### Directions for this task
Return every record below exactly as written, omitting any pictures.

### Dataset rows
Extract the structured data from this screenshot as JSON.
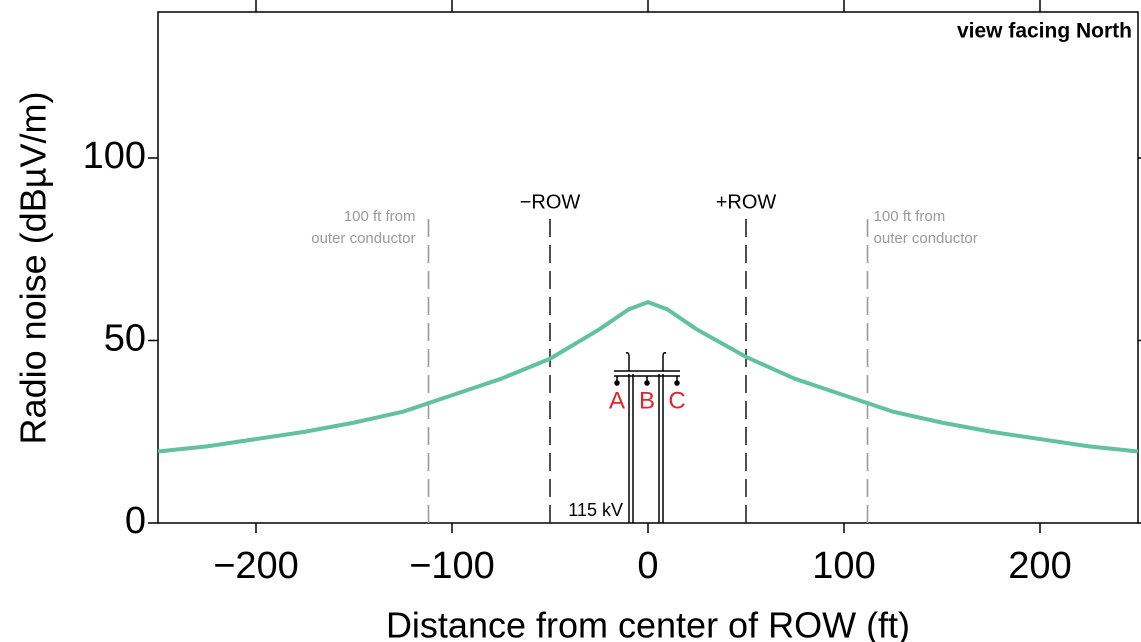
{
  "chart_data": {
    "type": "line",
    "x_label": "Distance from center of ROW (ft)",
    "y_label": "Radio noise (dBµV/m)",
    "annotation": "view facing North",
    "voltage_label": "115 kV",
    "phases": [
      "A",
      "B",
      "C"
    ],
    "phase_color": "#e0262b",
    "x": [
      -250,
      -225,
      -200,
      -175,
      -150,
      -125,
      -100,
      -75,
      -50,
      -25,
      -10,
      0,
      10,
      25,
      50,
      75,
      100,
      125,
      150,
      175,
      200,
      225,
      250
    ],
    "values": [
      19.6,
      21,
      23,
      25,
      27.5,
      30.5,
      35,
      39.5,
      45,
      53,
      58.5,
      60.5,
      58.5,
      53,
      45.5,
      39.5,
      35,
      30.5,
      27.5,
      25,
      23,
      21,
      19.6
    ],
    "color": "#62c19f",
    "reference_lines": [
      {
        "x": -112,
        "label": [
          "100 ft from",
          "outer conductor"
        ],
        "color": "#9a9a9a"
      },
      {
        "x": -50,
        "label": [
          "−ROW"
        ],
        "color": "#222222"
      },
      {
        "x": 50,
        "label": [
          "+ROW"
        ],
        "color": "#222222"
      },
      {
        "x": 112,
        "label": [
          "100 ft from",
          "outer conductor"
        ],
        "color": "#9a9a9a"
      }
    ],
    "xlim": [
      -250,
      250
    ],
    "ylim": [
      0,
      140
    ],
    "xticks": [
      {
        "value": -200,
        "label": "−200"
      },
      {
        "value": -100,
        "label": "−100"
      },
      0,
      100,
      200
    ],
    "yticks": [
      0,
      50,
      100
    ]
  }
}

### Reply
Extract the structured data from this screenshot as JSON.
{
  "chart_data": {
    "type": "line",
    "x_label": "Distance from center of ROW (ft)",
    "y_label": "Radio noise (dBµV/m)",
    "annotation": "view facing North",
    "voltage_label": "115 kV",
    "phases": [
      "A",
      "B",
      "C"
    ],
    "phase_color": "#e0262b",
    "x": [
      -250,
      -225,
      -200,
      -175,
      -150,
      -125,
      -100,
      -75,
      -50,
      -25,
      -10,
      0,
      10,
      25,
      50,
      75,
      100,
      125,
      150,
      175,
      200,
      225,
      250
    ],
    "values": [
      19.6,
      21,
      23,
      25,
      27.5,
      30.5,
      35,
      39.5,
      45,
      53,
      58.5,
      60.5,
      58.5,
      53,
      45.5,
      39.5,
      35,
      30.5,
      27.5,
      25,
      23,
      21,
      19.6
    ],
    "color": "#62c19f",
    "reference_lines": [
      {
        "x": -112,
        "label": [
          "100 ft from",
          "outer conductor"
        ],
        "color": "#9a9a9a"
      },
      {
        "x": -50,
        "label": [
          "−ROW"
        ],
        "color": "#222222"
      },
      {
        "x": 50,
        "label": [
          "+ROW"
        ],
        "color": "#222222"
      },
      {
        "x": 112,
        "label": [
          "100 ft from",
          "outer conductor"
        ],
        "color": "#9a9a9a"
      }
    ],
    "xlim": [
      -250,
      250
    ],
    "ylim": [
      0,
      140
    ],
    "xticks": [
      {
        "value": -200,
        "label": "−200"
      },
      {
        "value": -100,
        "label": "−100"
      },
      0,
      100,
      200
    ],
    "yticks": [
      0,
      50,
      100
    ]
  }
}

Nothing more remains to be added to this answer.